--- Provided data ---
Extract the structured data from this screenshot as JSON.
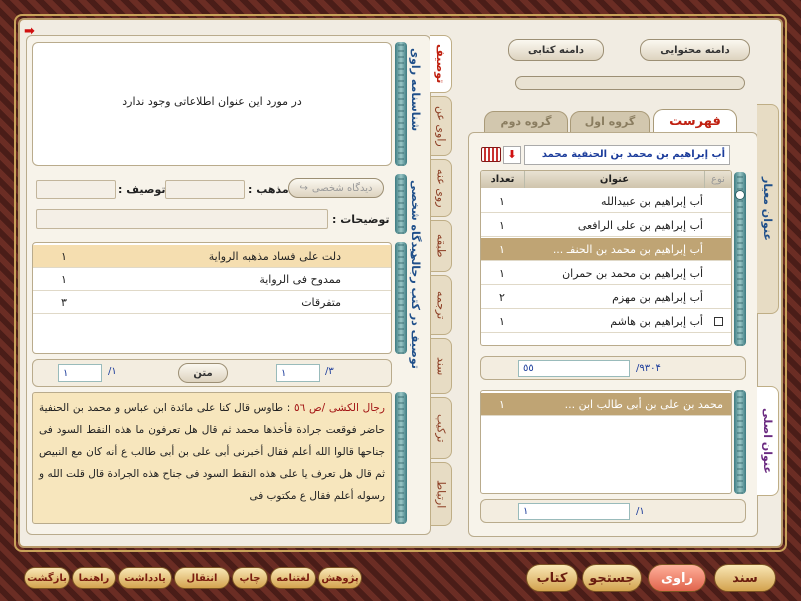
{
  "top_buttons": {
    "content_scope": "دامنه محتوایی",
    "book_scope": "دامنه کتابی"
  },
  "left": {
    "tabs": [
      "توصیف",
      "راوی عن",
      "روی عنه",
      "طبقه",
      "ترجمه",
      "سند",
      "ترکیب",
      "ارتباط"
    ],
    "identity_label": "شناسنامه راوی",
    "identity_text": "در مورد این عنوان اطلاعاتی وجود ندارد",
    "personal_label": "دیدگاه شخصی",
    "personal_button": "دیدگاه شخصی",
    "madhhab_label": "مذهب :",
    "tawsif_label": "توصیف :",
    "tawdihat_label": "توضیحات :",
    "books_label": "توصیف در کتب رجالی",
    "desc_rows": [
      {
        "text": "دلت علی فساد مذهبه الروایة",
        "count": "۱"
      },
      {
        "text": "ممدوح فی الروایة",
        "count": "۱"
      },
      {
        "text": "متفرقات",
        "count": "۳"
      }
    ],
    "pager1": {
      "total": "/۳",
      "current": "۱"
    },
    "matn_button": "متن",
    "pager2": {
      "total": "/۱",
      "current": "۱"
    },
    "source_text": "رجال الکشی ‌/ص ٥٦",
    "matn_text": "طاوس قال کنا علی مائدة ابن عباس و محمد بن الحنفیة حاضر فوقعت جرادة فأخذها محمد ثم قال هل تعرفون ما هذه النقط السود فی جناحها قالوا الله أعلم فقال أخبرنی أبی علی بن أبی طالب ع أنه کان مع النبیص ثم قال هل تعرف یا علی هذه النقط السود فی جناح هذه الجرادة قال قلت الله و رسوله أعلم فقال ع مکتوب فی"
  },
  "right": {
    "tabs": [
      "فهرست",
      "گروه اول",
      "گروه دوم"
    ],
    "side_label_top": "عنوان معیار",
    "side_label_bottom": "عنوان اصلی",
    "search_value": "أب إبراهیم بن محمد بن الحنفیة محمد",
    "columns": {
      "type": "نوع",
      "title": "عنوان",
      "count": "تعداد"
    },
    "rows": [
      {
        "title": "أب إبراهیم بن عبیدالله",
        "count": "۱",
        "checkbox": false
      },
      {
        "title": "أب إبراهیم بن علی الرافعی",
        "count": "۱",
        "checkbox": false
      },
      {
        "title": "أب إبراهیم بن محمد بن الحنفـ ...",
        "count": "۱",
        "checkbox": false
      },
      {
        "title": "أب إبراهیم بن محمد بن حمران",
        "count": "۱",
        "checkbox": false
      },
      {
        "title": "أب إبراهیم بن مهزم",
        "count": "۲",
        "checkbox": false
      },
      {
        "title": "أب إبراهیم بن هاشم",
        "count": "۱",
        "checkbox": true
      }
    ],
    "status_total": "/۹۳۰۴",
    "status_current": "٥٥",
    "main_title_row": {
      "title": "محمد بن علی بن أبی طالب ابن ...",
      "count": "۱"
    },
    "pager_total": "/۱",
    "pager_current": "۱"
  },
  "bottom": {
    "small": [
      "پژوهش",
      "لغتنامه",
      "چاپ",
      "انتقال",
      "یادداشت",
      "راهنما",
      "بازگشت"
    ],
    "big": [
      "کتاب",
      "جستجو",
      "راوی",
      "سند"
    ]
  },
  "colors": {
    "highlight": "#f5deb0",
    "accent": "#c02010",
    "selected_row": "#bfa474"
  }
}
---
*To be done*. The listing above needs to be output again exactly. Don't include the pictures.

*The response*.
Extract the structured data from this screenshot as JSON.
{
  "top_buttons": {
    "content_scope": "دامنه محتوایی",
    "book_scope": "دامنه کتابی"
  },
  "left": {
    "tabs": [
      "توصیف",
      "راوی عن",
      "روی عنه",
      "طبقه",
      "ترجمه",
      "سند",
      "ترکیب",
      "ارتباط"
    ],
    "identity_label": "شناسنامه راوی",
    "identity_text": "در مورد این عنوان اطلاعاتی وجود ندارد",
    "personal_label": "دیدگاه شخصی",
    "personal_button": "دیدگاه شخصی",
    "madhhab_label": "مذهب :",
    "tawsif_label": "توصیف :",
    "tawdihat_label": "توضیحات :",
    "books_label": "توصیف در کتب رجالی",
    "desc_rows": [
      {
        "text": "دلت علی فساد مذهبه الروایة",
        "count": "۱"
      },
      {
        "text": "ممدوح فی الروایة",
        "count": "۱"
      },
      {
        "text": "متفرقات",
        "count": "۳"
      }
    ],
    "pager1": {
      "total": "/۳",
      "current": "۱"
    },
    "matn_button": "متن",
    "pager2": {
      "total": "/۱",
      "current": "۱"
    },
    "source_text": "رجال الکشی ‌/ص ٥٦",
    "matn_text": "طاوس قال کنا علی مائدة ابن عباس و محمد بن الحنفیة حاضر فوقعت جرادة فأخذها محمد ثم قال هل تعرفون ما هذه النقط السود فی جناحها قالوا الله أعلم فقال أخبرنی أبی علی بن أبی طالب ع أنه کان مع النبیص ثم قال هل تعرف یا علی هذه النقط السود فی جناح هذه الجرادة قال قلت الله و رسوله أعلم فقال ع مکتوب فی"
  },
  "right": {
    "tabs": [
      "فهرست",
      "گروه اول",
      "گروه دوم"
    ],
    "side_label_top": "عنوان معیار",
    "side_label_bottom": "عنوان اصلی",
    "search_value": "أب إبراهیم بن محمد بن الحنفیة محمد",
    "columns": {
      "type": "نوع",
      "title": "عنوان",
      "count": "تعداد"
    },
    "rows": [
      {
        "title": "أب إبراهیم بن عبیدالله",
        "count": "۱",
        "checkbox": false
      },
      {
        "title": "أب إبراهیم بن علی الرافعی",
        "count": "۱",
        "checkbox": false
      },
      {
        "title": "أب إبراهیم بن محمد بن الحنفـ ...",
        "count": "۱",
        "checkbox": false
      },
      {
        "title": "أب إبراهیم بن محمد بن حمران",
        "count": "۱",
        "checkbox": false
      },
      {
        "title": "أب إبراهیم بن مهزم",
        "count": "۲",
        "checkbox": false
      },
      {
        "title": "أب إبراهیم بن هاشم",
        "count": "۱",
        "checkbox": true
      }
    ],
    "status_total": "/۹۳۰۴",
    "status_current": "٥٥",
    "main_title_row": {
      "title": "محمد بن علی بن أبی طالب ابن ...",
      "count": "۱"
    },
    "pager_total": "/۱",
    "pager_current": "۱"
  },
  "bottom": {
    "small": [
      "پژوهش",
      "لغتنامه",
      "چاپ",
      "انتقال",
      "یادداشت",
      "راهنما",
      "بازگشت"
    ],
    "big": [
      "کتاب",
      "جستجو",
      "راوی",
      "سند"
    ]
  },
  "colors": {
    "highlight": "#f5deb0",
    "accent": "#c02010",
    "selected_row": "#bfa474"
  }
}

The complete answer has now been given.